**Exercise details**
Revise everything from the line containing "741, 1226, 755]" down to the line containing "710, 276, 727]", changing "Shadow Mode" to "Presentation Mode" and leaving all else unchanged. Return only those lines.

**Material supplied**

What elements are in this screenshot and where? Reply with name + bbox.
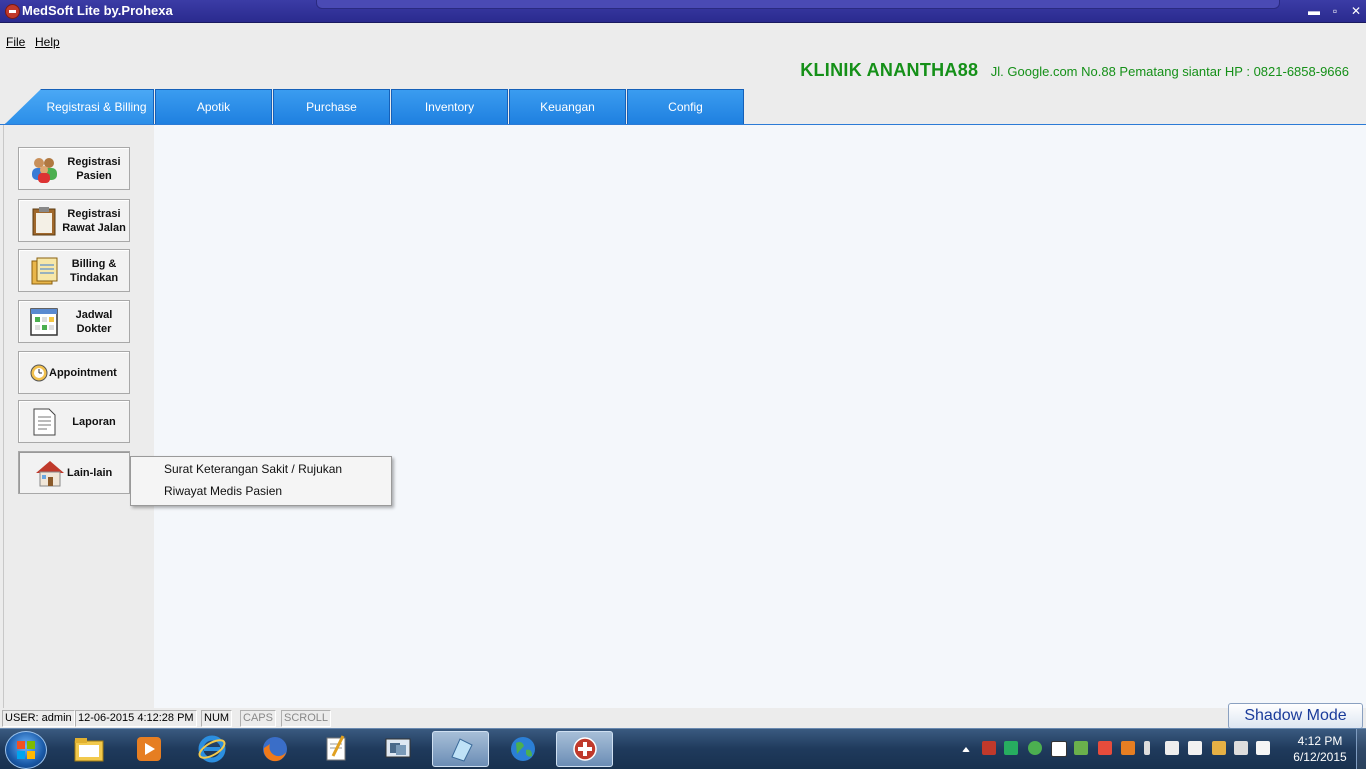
tray-network-icon[interactable]	[1212, 741, 1226, 755]
title-bar: MedSoft Lite by.Prohexa ▬ ▫ ✕	[0, 0, 1366, 23]
appointment-label: Appointment	[49, 366, 117, 379]
tray-skype-icon[interactable]	[1256, 741, 1270, 755]
tab-purchase[interactable]: Purchase	[273, 89, 390, 124]
status-datetime: 12-06-2015 4:12:28 PM	[75, 710, 197, 727]
tray-app-icon-1[interactable]	[982, 741, 996, 755]
status-bar: USER: admin 12-06-2015 4:12:28 PM NUM CA…	[0, 708, 1366, 728]
bluetooth-icon[interactable]	[1144, 741, 1150, 755]
tray-device-icon[interactable]	[1188, 741, 1202, 755]
registrasi-rawat-jalan-label: Registrasi Rawat Jalan	[62, 207, 126, 234]
tray-monitor-icon[interactable]	[1165, 741, 1179, 755]
maximize-button[interactable]: ▫	[1325, 3, 1345, 19]
main-content-area	[154, 125, 1366, 708]
tray-shield-icon[interactable]	[1098, 741, 1112, 755]
globe-icon[interactable]	[496, 731, 550, 767]
notepad-icon[interactable]	[310, 731, 364, 767]
house-icon	[33, 458, 67, 488]
status-user: USER: admin	[2, 710, 75, 727]
lain-lain-popup-menu: Surat Keterangan Sakit / Rujukan Riwayat…	[130, 456, 392, 506]
virtual-pc-icon[interactable]	[371, 731, 425, 767]
jadwal-dokter-button[interactable]: Jadwal Dokter	[18, 300, 130, 343]
shadow-mode-button[interactable]: Shadow Mode	[1228, 703, 1363, 729]
status-scroll: SCROLL	[281, 710, 332, 727]
registrasi-pasien-button[interactable]: Registrasi Pasien	[18, 147, 130, 190]
clock-time: 4:12 PM	[1297, 734, 1343, 748]
module-tabs: Registrasi & Billing Apotik Purchase Inv…	[0, 88, 1366, 125]
calendar-icon	[29, 307, 59, 337]
clock-date: 6/12/2015	[1293, 750, 1347, 764]
app-icon	[5, 4, 20, 19]
close-button[interactable]: ✕	[1346, 3, 1366, 19]
clipboard-icon	[29, 206, 59, 236]
media-player-icon[interactable]	[122, 731, 176, 767]
tab-apotik[interactable]: Apotik	[155, 89, 272, 124]
tray-music-icon[interactable]	[1121, 741, 1135, 755]
billing-tindakan-button[interactable]: Billing & Tindakan	[18, 249, 130, 292]
lain-lain-label: Lain-lain	[67, 466, 113, 479]
menu-help[interactable]: Help	[35, 35, 60, 49]
tab-keuangan[interactable]: Keuangan	[509, 89, 626, 124]
system-tray	[958, 739, 1278, 759]
show-desktop-button[interactable]	[1356, 729, 1366, 769]
appointment-button[interactable]: Appointment	[18, 351, 130, 394]
status-caps: CAPS	[240, 710, 276, 727]
window-title: MedSoft Lite by.Prohexa	[22, 3, 173, 18]
tab-registrasi-billing[interactable]: Registrasi & Billing	[5, 89, 154, 124]
minimize-button[interactable]: ▬	[1304, 3, 1324, 19]
billing-tindakan-label: Billing & Tindakan	[69, 257, 119, 284]
clinic-address: Jl. Google.com No.88 Pematang siantar HP…	[990, 64, 1349, 79]
taskbar: 4:12 PM 6/12/2015	[0, 728, 1366, 769]
registrasi-rawat-jalan-button[interactable]: Registrasi Rawat Jalan	[18, 199, 130, 242]
windows-logo-icon	[17, 741, 35, 759]
tab-inventory[interactable]: Inventory	[391, 89, 508, 124]
clock-icon	[29, 358, 49, 388]
start-button[interactable]	[5, 731, 47, 769]
clinic-name: KLINIK ANANTHA88	[800, 60, 979, 80]
clock[interactable]: 4:12 PM 6/12/2015	[1280, 733, 1360, 765]
paint-icon[interactable]	[432, 731, 489, 767]
registrasi-pasien-label: Registrasi Pasien	[67, 155, 121, 182]
medsoft-icon[interactable]	[556, 731, 613, 767]
volume-icon[interactable]	[1234, 741, 1248, 755]
jadwal-dokter-label: Jadwal Dokter	[75, 308, 113, 335]
laporan-label: Laporan	[72, 415, 116, 428]
users-icon	[29, 154, 59, 184]
laporan-button[interactable]: Laporan	[18, 400, 130, 443]
menu-item-riwayat-medis[interactable]: Riwayat Medis Pasien	[164, 484, 282, 498]
internet-explorer-icon[interactable]	[185, 731, 239, 767]
tray-app-icon-3[interactable]	[1028, 741, 1042, 755]
tray-check-icon[interactable]	[1051, 741, 1067, 757]
title-drag-area	[316, 0, 1280, 9]
sidebar: Registrasi Pasien Registrasi Rawat Jalan…	[3, 125, 155, 708]
clinic-header: KLINIK ANANTHA88 Jl. Google.com No.88 Pe…	[800, 60, 1349, 84]
tray-app-icon-4[interactable]	[1074, 741, 1088, 755]
menu-item-surat-keterangan[interactable]: Surat Keterangan Sakit / Rujukan	[164, 462, 342, 476]
menu-file[interactable]: File	[6, 35, 25, 49]
document-icon	[29, 407, 59, 437]
firefox-icon[interactable]	[248, 731, 302, 767]
status-num: NUM	[201, 710, 233, 727]
notebook-icon	[29, 256, 59, 286]
show-hidden-icons-arrow[interactable]	[962, 747, 970, 752]
tray-app-icon-2[interactable]	[1004, 741, 1018, 755]
tab-config[interactable]: Config	[627, 89, 744, 124]
explorer-icon[interactable]	[62, 731, 116, 767]
lain-lain-button[interactable]: Lain-lain	[18, 451, 130, 494]
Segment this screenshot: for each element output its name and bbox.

**Finished exercise**
tray-network-icon[interactable]	[1212, 741, 1226, 755]
title-bar: MedSoft Lite by.Prohexa ▬ ▫ ✕	[0, 0, 1366, 23]
appointment-label: Appointment	[49, 366, 117, 379]
tray-skype-icon[interactable]	[1256, 741, 1270, 755]
tab-purchase[interactable]: Purchase	[273, 89, 390, 124]
status-datetime: 12-06-2015 4:12:28 PM	[75, 710, 197, 727]
tray-app-icon-1[interactable]	[982, 741, 996, 755]
status-bar: USER: admin 12-06-2015 4:12:28 PM NUM CA…	[0, 708, 1366, 728]
bluetooth-icon[interactable]	[1144, 741, 1150, 755]
tray-device-icon[interactable]	[1188, 741, 1202, 755]
registrasi-rawat-jalan-label: Registrasi Rawat Jalan	[62, 207, 126, 234]
tray-monitor-icon[interactable]	[1165, 741, 1179, 755]
maximize-button[interactable]: ▫	[1325, 3, 1345, 19]
main-content-area	[154, 125, 1366, 708]
tray-shield-icon[interactable]	[1098, 741, 1112, 755]
globe-icon[interactable]	[496, 731, 550, 767]
notepad-icon[interactable]	[310, 731, 364, 767]
house-icon	[33, 458, 67, 488]
status-user: USER: admin	[2, 710, 75, 727]
lain-lain-popup-menu: Surat Keterangan Sakit / Rujukan Riwayat…	[130, 456, 392, 506]
virtual-pc-icon[interactable]	[371, 731, 425, 767]
jadwal-dokter-button[interactable]: Jadwal Dokter	[18, 300, 130, 343]
shadow-mode-button[interactable]: Presentation Mode	[1228, 703, 1363, 729]
status-scroll: SCROLL	[281, 710, 332, 727]
registrasi-pasien-button[interactable]: Registrasi Pasien	[18, 147, 130, 190]
clock-time: 4:12 PM	[1297, 734, 1343, 748]
module-tabs: Registrasi & Billing Apotik Purchase Inv…	[0, 88, 1366, 125]
calendar-icon	[29, 307, 59, 337]
clock-date: 6/12/2015	[1293, 750, 1347, 764]
app-icon	[5, 4, 20, 19]
close-button[interactable]: ✕	[1346, 3, 1366, 19]
clipboard-icon	[29, 206, 59, 236]
media-player-icon[interactable]	[122, 731, 176, 767]
tab-apotik[interactable]: Apotik	[155, 89, 272, 124]
tray-music-icon[interactable]	[1121, 741, 1135, 755]
billing-tindakan-button[interactable]: Billing & Tindakan	[18, 249, 130, 292]
lain-lain-label: Lain-lain	[67, 466, 113, 479]
menu-help[interactable]: Help	[35, 35, 60, 49]
tab-keuangan[interactable]: Keuangan	[509, 89, 626, 124]
system-tray	[958, 739, 1278, 759]
show-desktop-button[interactable]	[1356, 729, 1366, 769]
appointment-button[interactable]: Appointment	[18, 351, 130, 394]
status-caps: CAPS	[240, 710, 276, 727]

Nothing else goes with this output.